# Information given start
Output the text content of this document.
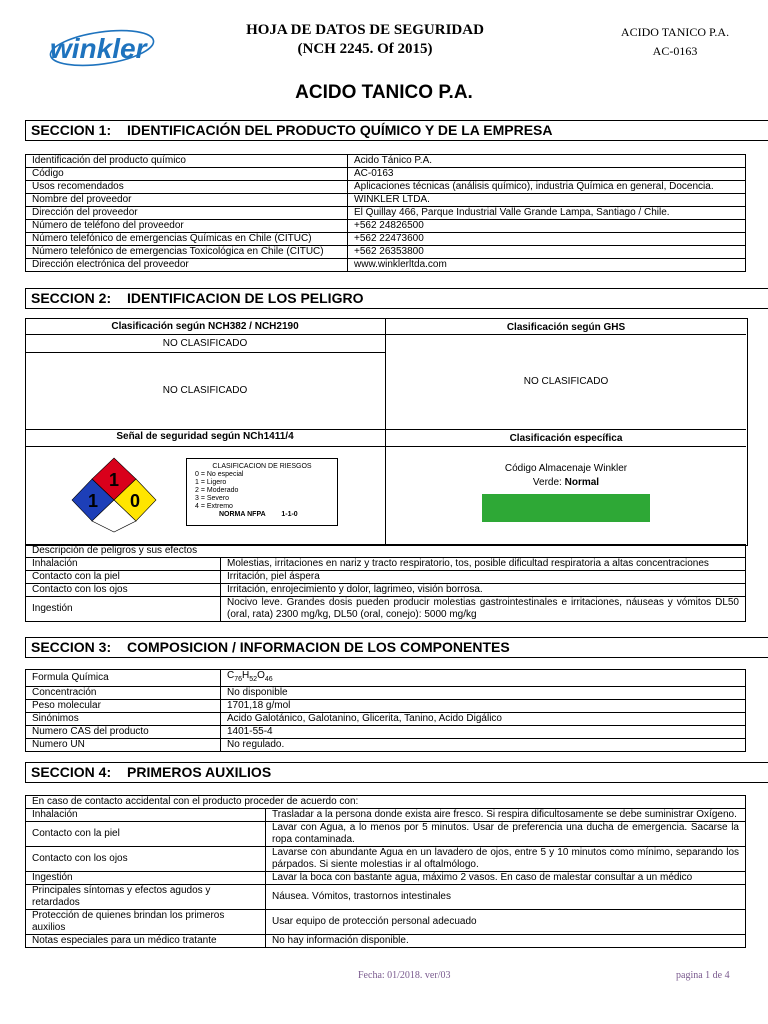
winkler
HOJA DE DATOS DE SEGURIDAD
(NCH 2245. Of 2015)
ACIDO TANICO P.A.
AC-0163
ACIDO TANICO P.A.
SECCION 1: IDENTIFICACIÓN DEL PRODUCTO QUÍMICO Y DE LA EMPRESA
Identificación del producto químico	Acido Tánico P.A.
Código	AC-0163
Usos recomendados	Aplicaciones técnicas (análisis químico), industria Química en general, Docencia.
Nombre del proveedor	WINKLER LTDA.
Dirección del proveedor	El Quillay 466, Parque Industrial Valle Grande Lampa, Santiago / Chile.
Número de teléfono del proveedor	+562 24826500
Número telefónico de emergencias Químicas en Chile (CITUC)	+562 22473600
Número telefónico de emergencias Toxicológica en Chile (CITUC)	+562 26353800
Dirección electrónica del proveedor	www.winklerltda.com
SECCION 2: IDENTIFICACION DE LOS PELIGRO
Clasificación según NCH382 / NCH2190	Clasificación según GHS
NO CLASIFICADO
NO CLASIFICADO
NO CLASIFICADO
Señal de seguridad según NCh1411/4	Clasificación específica
1
1 0
CLASIFICACION DE RIESGOS
0 = No especial
1 = Ligero
2 = Moderado
3 = Severo
4 = Extremo
NORMA NFPA 1-1-0
Código Almacenaje Winkler
Verde: Normal
Descripción de peligros y sus efectos	
Inhalación	Molestias, irritaciones en nariz y tracto respiratorio, tos, posible dificultad respiratoria a altas concentraciones
Contacto con la piel	Irritación, piel áspera
Contacto con los ojos	Irritación, enrojecimiento y dolor, lagrimeo, visión borrosa.
Ingestión	Nocivo leve. Grandes dosis pueden producir molestias gastrointestinales e irritaciones, náuseas y vómitos DL50 (oral, rata) 2300 mg/kg, DL50 (oral, conejo): 5000 mg/kg
SECCION 3: COMPOSICION / INFORMACION DE LOS COMPONENTES
Formula Química	$C_{76}H_{52}O_{46}$
Concentración	No disponible
Peso molecular	1701,18 g/mol
Sinónimos	Acido Galotánico, Galotanino, Glicerita, Tanino, Acido Digálico
Numero CAS del producto	1401-55-4
Numero UN	No regulado.
SECCION 4: PRIMEROS AUXILIOS
En caso de contacto accidental con el producto proceder de acuerdo con:	
Inhalación	Trasladar a la persona donde exista aire fresco. Si respira dificultosamente se debe suministrar Oxígeno.
Contacto con la piel	Lavar con Agua, a lo menos por 5 minutos. Usar de preferencia una ducha de emergencia. Sacarse la ropa contaminada.
Contacto con los ojos	Lavarse con abundante Agua en un lavadero de ojos, entre 5 y 10 minutos como mínimo, separando los párpados. Si siente molestias ir al oftalmólogo.
Ingestión	Lavar la boca con bastante agua, máximo 2 vasos. En caso de malestar consultar a un médico
Principales síntomas y efectos agudos y retardados	Náusea. Vómitos, trastornos intestinales
Protección de quienes brindan los primeros auxilios	Usar equipo de protección personal adecuado
Notas especiales para un médico tratante	No hay información disponible.
Fecha: 01/2018. ver/03	pagina 1 de 4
# Information given end
→ **What this task involves**
Respond with nothing but the number of lines in the entries that contain the string "irritaciones".

→ **Solution for this exercise**
2